* START Given entries *

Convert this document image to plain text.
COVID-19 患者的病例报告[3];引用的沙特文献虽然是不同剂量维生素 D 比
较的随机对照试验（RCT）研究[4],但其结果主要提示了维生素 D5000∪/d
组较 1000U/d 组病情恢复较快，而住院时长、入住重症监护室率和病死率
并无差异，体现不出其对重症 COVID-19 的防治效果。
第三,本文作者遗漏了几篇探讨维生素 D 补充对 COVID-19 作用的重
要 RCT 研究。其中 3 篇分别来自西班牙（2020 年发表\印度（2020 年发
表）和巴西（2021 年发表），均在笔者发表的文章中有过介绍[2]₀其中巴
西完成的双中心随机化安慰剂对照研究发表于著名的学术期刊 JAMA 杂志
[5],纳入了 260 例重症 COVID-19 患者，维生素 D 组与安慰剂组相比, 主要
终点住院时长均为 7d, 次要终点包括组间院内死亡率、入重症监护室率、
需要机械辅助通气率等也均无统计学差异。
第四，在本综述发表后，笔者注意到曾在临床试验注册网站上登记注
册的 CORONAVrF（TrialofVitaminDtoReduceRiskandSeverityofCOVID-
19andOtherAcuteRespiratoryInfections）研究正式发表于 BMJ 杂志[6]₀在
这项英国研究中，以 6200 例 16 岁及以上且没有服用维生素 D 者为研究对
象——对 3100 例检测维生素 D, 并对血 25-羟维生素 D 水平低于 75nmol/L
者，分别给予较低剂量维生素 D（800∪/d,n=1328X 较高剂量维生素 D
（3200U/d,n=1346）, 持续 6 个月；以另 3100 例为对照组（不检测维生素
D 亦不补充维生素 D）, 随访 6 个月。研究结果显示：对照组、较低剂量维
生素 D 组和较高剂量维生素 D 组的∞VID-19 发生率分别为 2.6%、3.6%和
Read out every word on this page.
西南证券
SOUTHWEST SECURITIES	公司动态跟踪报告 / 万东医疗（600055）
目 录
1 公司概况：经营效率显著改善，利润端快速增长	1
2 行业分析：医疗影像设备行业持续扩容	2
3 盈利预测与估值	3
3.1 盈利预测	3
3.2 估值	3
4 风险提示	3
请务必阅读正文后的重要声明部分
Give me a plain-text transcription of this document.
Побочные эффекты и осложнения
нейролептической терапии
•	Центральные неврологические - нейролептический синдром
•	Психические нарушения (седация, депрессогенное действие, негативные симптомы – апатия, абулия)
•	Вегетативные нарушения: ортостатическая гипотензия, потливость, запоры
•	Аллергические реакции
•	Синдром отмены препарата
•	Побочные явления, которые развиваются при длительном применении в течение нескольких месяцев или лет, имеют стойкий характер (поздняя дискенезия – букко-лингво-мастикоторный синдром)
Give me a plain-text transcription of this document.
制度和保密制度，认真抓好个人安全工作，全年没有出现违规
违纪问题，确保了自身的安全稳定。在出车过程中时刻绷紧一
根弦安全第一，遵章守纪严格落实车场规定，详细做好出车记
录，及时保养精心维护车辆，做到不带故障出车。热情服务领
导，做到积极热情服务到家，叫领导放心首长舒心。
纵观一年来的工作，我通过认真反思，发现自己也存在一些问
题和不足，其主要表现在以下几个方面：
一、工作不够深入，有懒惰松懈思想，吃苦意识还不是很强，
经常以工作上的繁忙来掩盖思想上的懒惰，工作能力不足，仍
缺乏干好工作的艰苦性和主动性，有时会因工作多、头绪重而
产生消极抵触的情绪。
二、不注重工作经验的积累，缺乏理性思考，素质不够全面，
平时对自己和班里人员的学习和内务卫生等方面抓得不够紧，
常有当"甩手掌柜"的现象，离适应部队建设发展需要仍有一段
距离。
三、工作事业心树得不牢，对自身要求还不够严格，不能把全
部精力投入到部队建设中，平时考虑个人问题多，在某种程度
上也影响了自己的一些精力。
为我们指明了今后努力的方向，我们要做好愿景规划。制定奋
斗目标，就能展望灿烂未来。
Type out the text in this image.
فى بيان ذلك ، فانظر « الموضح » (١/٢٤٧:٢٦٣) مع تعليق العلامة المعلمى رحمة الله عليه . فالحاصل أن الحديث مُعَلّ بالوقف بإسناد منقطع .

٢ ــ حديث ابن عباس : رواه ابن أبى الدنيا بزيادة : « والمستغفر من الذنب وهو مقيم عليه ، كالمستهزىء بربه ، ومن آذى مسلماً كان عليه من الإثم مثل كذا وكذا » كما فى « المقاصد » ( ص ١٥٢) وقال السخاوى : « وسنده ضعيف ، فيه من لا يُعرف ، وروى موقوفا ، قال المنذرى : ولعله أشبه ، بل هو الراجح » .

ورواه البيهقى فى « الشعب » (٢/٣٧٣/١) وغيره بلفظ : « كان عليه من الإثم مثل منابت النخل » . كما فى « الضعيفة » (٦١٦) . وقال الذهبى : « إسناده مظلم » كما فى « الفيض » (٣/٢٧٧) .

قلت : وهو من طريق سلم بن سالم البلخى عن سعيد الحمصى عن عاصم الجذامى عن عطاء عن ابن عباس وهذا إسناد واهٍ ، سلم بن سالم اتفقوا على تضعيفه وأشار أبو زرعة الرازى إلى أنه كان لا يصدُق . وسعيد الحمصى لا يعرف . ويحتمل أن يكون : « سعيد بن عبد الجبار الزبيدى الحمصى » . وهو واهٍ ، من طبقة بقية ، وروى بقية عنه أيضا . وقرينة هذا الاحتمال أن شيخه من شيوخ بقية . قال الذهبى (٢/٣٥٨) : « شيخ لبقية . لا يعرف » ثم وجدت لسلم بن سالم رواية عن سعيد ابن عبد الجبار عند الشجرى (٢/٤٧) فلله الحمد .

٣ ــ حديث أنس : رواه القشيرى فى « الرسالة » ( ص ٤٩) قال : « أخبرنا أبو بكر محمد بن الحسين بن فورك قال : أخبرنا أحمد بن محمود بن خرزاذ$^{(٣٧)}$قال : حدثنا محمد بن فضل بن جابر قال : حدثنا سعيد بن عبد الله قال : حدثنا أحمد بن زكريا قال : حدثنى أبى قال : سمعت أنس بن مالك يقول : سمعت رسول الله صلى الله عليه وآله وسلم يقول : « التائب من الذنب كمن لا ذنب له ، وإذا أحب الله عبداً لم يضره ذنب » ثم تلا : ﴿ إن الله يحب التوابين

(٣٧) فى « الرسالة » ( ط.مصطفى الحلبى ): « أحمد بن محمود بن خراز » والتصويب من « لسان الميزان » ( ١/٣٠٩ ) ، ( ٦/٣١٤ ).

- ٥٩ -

* END Given entries *

Exercise prompt: Reproduce the data, keeping every line exactly the same.

Answer:
Convert this document image to plain text.
COVID-19 患者的病例报告[3];引用的沙特文献虽然是不同剂量维生素 D 比
较的随机对照试验（RCT）研究[4],但其结果主要提示了维生素 D5000∪/d
组较 1000U/d 组病情恢复较快，而住院时长、入住重症监护室率和病死率
并无差异，体现不出其对重症 COVID-19 的防治效果。
第三,本文作者遗漏了几篇探讨维生素 D 补充对 COVID-19 作用的重
要 RCT 研究。其中 3 篇分别来自西班牙（2020 年发表\印度（2020 年发
表）和巴西（2021 年发表），均在笔者发表的文章中有过介绍[2]₀其中巴
西完成的双中心随机化安慰剂对照研究发表于著名的学术期刊 JAMA 杂志
[5],纳入了 260 例重症 COVID-19 患者，维生素 D 组与安慰剂组相比, 主要
终点住院时长均为 7d, 次要终点包括组间院内死亡率、入重症监护室率、
需要机械辅助通气率等也均无统计学差异。
第四，在本综述发表后，笔者注意到曾在临床试验注册网站上登记注
册的 CORONAVrF（TrialofVitaminDtoReduceRiskandSeverityofCOVID-
19andOtherAcuteRespiratoryInfections）研究正式发表于 BMJ 杂志[6]₀在
这项英国研究中，以 6200 例 16 岁及以上且没有服用维生素 D 者为研究对
象——对 3100 例检测维生素 D, 并对血 25-羟维生素 D 水平低于 75nmol/L
者，分别给予较低剂量维生素 D（800∪/d,n=1328X 较高剂量维生素 D
（3200U/d,n=1346）, 持续 6 个月；以另 3100 例为对照组（不检测维生素
D 亦不补充维生素 D）, 随访 6 个月。研究结果显示：对照组、较低剂量维
生素 D 组和较高剂量维生素 D 组的∞VID-19 发生率分别为 2.6%、3.6%和
Read out every word on this page.
西南证券
SOUTHWEST SECURITIES	公司动态跟踪报告 / 万东医疗（600055）
目 录
1 公司概况：经营效率显著改善，利润端快速增长	1
2 行业分析：医疗影像设备行业持续扩容	2
3 盈利预测与估值	3
3.1 盈利预测	3
3.2 估值	3
4 风险提示	3
请务必阅读正文后的重要声明部分
Give me a plain-text transcription of this document.
Побочные эффекты и осложнения
нейролептической терапии
•	Центральные неврологические - нейролептический синдром
•	Психические нарушения (седация, депрессогенное действие, негативные симптомы – апатия, абулия)
•	Вегетативные нарушения: ортостатическая гипотензия, потливость, запоры
•	Аллергические реакции
•	Синдром отмены препарата
•	Побочные явления, которые развиваются при длительном применении в течение нескольких месяцев или лет, имеют стойкий характер (поздняя дискенезия – букко-лингво-мастикоторный синдром)
Give me a plain-text transcription of this document.
制度和保密制度，认真抓好个人安全工作，全年没有出现违规
违纪问题，确保了自身的安全稳定。在出车过程中时刻绷紧一
根弦安全第一，遵章守纪严格落实车场规定，详细做好出车记
录，及时保养精心维护车辆，做到不带故障出车。热情服务领
导，做到积极热情服务到家，叫领导放心首长舒心。
纵观一年来的工作，我通过认真反思，发现自己也存在一些问
题和不足，其主要表现在以下几个方面：
一、工作不够深入，有懒惰松懈思想，吃苦意识还不是很强，
经常以工作上的繁忙来掩盖思想上的懒惰，工作能力不足，仍
缺乏干好工作的艰苦性和主动性，有时会因工作多、头绪重而
产生消极抵触的情绪。
二、不注重工作经验的积累，缺乏理性思考，素质不够全面，
平时对自己和班里人员的学习和内务卫生等方面抓得不够紧，
常有当"甩手掌柜"的现象，离适应部队建设发展需要仍有一段
距离。
三、工作事业心树得不牢，对自身要求还不够严格，不能把全
部精力投入到部队建设中，平时考虑个人问题多，在某种程度
上也影响了自己的一些精力。
为我们指明了今后努力的方向，我们要做好愿景规划。制定奋
斗目标，就能展望灿烂未来。
Type out the text in this image.
فى بيان ذلك ، فانظر « الموضح » (١/٢٤٧:٢٦٣) مع تعليق العلامة المعلمى رحمة الله عليه . فالحاصل أن الحديث مُعَلّ بالوقف بإسناد منقطع .

٢ ــ حديث ابن عباس : رواه ابن أبى الدنيا بزيادة : « والمستغفر من الذنب وهو مقيم عليه ، كالمستهزىء بربه ، ومن آذى مسلماً كان عليه من الإثم مثل كذا وكذا » كما فى « المقاصد » ( ص ١٥٢) وقال السخاوى : « وسنده ضعيف ، فيه من لا يُعرف ، وروى موقوفا ، قال المنذرى : ولعله أشبه ، بل هو الراجح » .

ورواه البيهقى فى « الشعب » (٢/٣٧٣/١) وغيره بلفظ : « كان عليه من الإثم مثل منابت النخل » . كما فى « الضعيفة » (٦١٦) . وقال الذهبى : « إسناده مظلم » كما فى « الفيض » (٣/٢٧٧) .

قلت : وهو من طريق سلم بن سالم البلخى عن سعيد الحمصى عن عاصم الجذامى عن عطاء عن ابن عباس وهذا إسناد واهٍ ، سلم بن سالم اتفقوا على تضعيفه وأشار أبو زرعة الرازى إلى أنه كان لا يصدُق . وسعيد الحمصى لا يعرف . ويحتمل أن يكون : « سعيد بن عبد الجبار الزبيدى الحمصى » . وهو واهٍ ، من طبقة بقية ، وروى بقية عنه أيضا . وقرينة هذا الاحتمال أن شيخه من شيوخ بقية . قال الذهبى (٢/٣٥٨) : « شيخ لبقية . لا يعرف » ثم وجدت لسلم بن سالم رواية عن سعيد ابن عبد الجبار عند الشجرى (٢/٤٧) فلله الحمد .

٣ ــ حديث أنس : رواه القشيرى فى « الرسالة » ( ص ٤٩) قال : « أخبرنا أبو بكر محمد بن الحسين بن فورك قال : أخبرنا أحمد بن محمود بن خرزاذ$^{(٣٧)}$قال : حدثنا محمد بن فضل بن جابر قال : حدثنا سعيد بن عبد الله قال : حدثنا أحمد بن زكريا قال : حدثنى أبى قال : سمعت أنس بن مالك يقول : سمعت رسول الله صلى الله عليه وآله وسلم يقول : « التائب من الذنب كمن لا ذنب له ، وإذا أحب الله عبداً لم يضره ذنب » ثم تلا : ﴿ إن الله يحب التوابين

(٣٧) فى « الرسالة » ( ط.مصطفى الحلبى ): « أحمد بن محمود بن خراز » والتصويب من « لسان الميزان » ( ١/٣٠٩ ) ، ( ٦/٣١٤ ).

- ٥٩ -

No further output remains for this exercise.